■ **Aim of the exercise**: Reproduce the records below in full and word for word, excluding pictures.

(Stored records)
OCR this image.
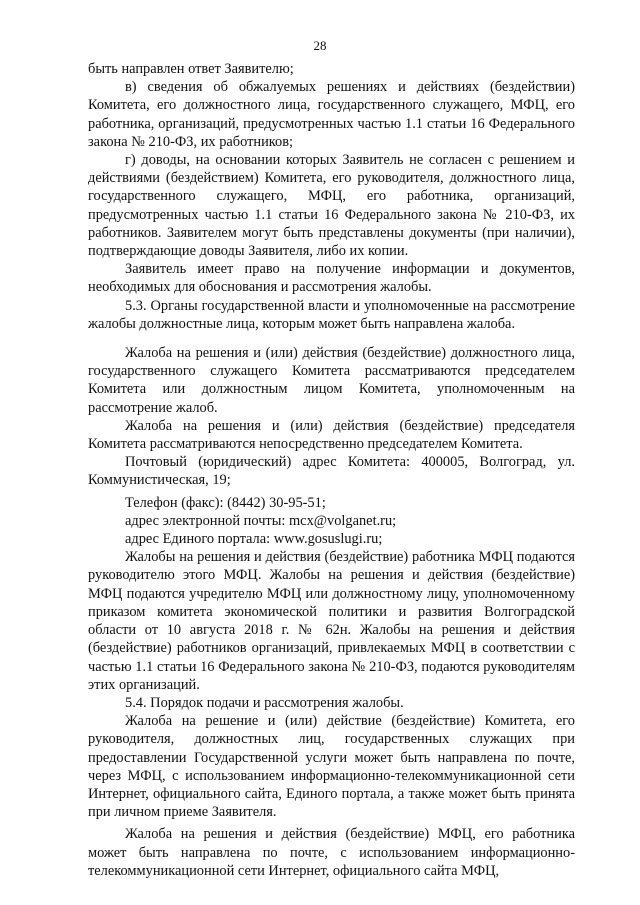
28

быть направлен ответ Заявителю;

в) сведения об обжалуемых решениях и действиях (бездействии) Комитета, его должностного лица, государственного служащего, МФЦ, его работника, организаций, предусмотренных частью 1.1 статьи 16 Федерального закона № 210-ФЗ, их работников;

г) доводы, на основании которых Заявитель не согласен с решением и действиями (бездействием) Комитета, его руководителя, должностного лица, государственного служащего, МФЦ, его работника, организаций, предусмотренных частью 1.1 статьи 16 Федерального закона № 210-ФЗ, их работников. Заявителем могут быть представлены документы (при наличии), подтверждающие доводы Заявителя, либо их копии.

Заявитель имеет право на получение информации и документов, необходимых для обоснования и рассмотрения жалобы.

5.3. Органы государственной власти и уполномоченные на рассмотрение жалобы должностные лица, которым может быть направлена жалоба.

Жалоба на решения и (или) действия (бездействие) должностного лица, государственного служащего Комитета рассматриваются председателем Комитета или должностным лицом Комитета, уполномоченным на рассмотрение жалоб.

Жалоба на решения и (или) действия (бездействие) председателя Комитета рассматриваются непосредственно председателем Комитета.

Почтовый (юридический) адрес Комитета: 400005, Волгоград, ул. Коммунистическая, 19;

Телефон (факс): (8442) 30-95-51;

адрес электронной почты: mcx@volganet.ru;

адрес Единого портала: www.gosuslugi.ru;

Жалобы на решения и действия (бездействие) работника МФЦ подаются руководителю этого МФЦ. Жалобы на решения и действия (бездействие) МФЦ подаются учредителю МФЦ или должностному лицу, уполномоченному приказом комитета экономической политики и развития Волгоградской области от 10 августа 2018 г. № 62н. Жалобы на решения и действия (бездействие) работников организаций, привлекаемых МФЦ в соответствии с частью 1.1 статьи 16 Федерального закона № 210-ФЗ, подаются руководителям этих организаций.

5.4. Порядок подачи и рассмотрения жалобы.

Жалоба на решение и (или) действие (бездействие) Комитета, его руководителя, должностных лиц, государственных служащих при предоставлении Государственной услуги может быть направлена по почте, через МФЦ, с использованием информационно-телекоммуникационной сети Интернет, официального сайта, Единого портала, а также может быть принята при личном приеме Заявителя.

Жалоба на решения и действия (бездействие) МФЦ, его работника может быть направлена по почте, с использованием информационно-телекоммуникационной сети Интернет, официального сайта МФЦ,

■ **Result for this task**:
OCR this image.
28

быть направлен ответ Заявителю;

в) сведения об обжалуемых решениях и действиях (бездействии) Комитета, его должностного лица, государственного служащего, МФЦ, его работника, организаций, предусмотренных частью 1.1 статьи 16 Федерального закона № 210-ФЗ, их работников;

г) доводы, на основании которых Заявитель не согласен с решением и действиями (бездействием) Комитета, его руководителя, должностного лица, государственного служащего, МФЦ, его работника, организаций, предусмотренных частью 1.1 статьи 16 Федерального закона № 210-ФЗ, их работников. Заявителем могут быть представлены документы (при наличии), подтверждающие доводы Заявителя, либо их копии.

Заявитель имеет право на получение информации и документов, необходимых для обоснования и рассмотрения жалобы.

5.3. Органы государственной власти и уполномоченные на рассмотрение жалобы должностные лица, которым может быть направлена жалоба.

Жалоба на решения и (или) действия (бездействие) должностного лица, государственного служащего Комитета рассматриваются председателем Комитета или должностным лицом Комитета, уполномоченным на рассмотрение жалоб.

Жалоба на решения и (или) действия (бездействие) председателя Комитета рассматриваются непосредственно председателем Комитета.

Почтовый (юридический) адрес Комитета: 400005, Волгоград, ул. Коммунистическая, 19;

Телефон (факс): (8442) 30-95-51;

адрес электронной почты: mcx@volganet.ru;

адрес Единого портала: www.gosuslugi.ru;

Жалобы на решения и действия (бездействие) работника МФЦ подаются руководителю этого МФЦ. Жалобы на решения и действия (бездействие) МФЦ подаются учредителю МФЦ или должностному лицу, уполномоченному приказом комитета экономической политики и развития Волгоградской области от 10 августа 2018 г. № 62н. Жалобы на решения и действия (бездействие) работников организаций, привлекаемых МФЦ в соответствии с частью 1.1 статьи 16 Федерального закона № 210-ФЗ, подаются руководителям этих организаций.

5.4. Порядок подачи и рассмотрения жалобы.

Жалоба на решение и (или) действие (бездействие) Комитета, его руководителя, должностных лиц, государственных служащих при предоставлении Государственной услуги может быть направлена по почте, через МФЦ, с использованием информационно-телекоммуникационной сети Интернет, официального сайта, Единого портала, а также может быть принята при личном приеме Заявителя.

Жалоба на решения и действия (бездействие) МФЦ, его работника может быть направлена по почте, с использованием информационно-телекоммуникационной сети Интернет, официального сайта МФЦ,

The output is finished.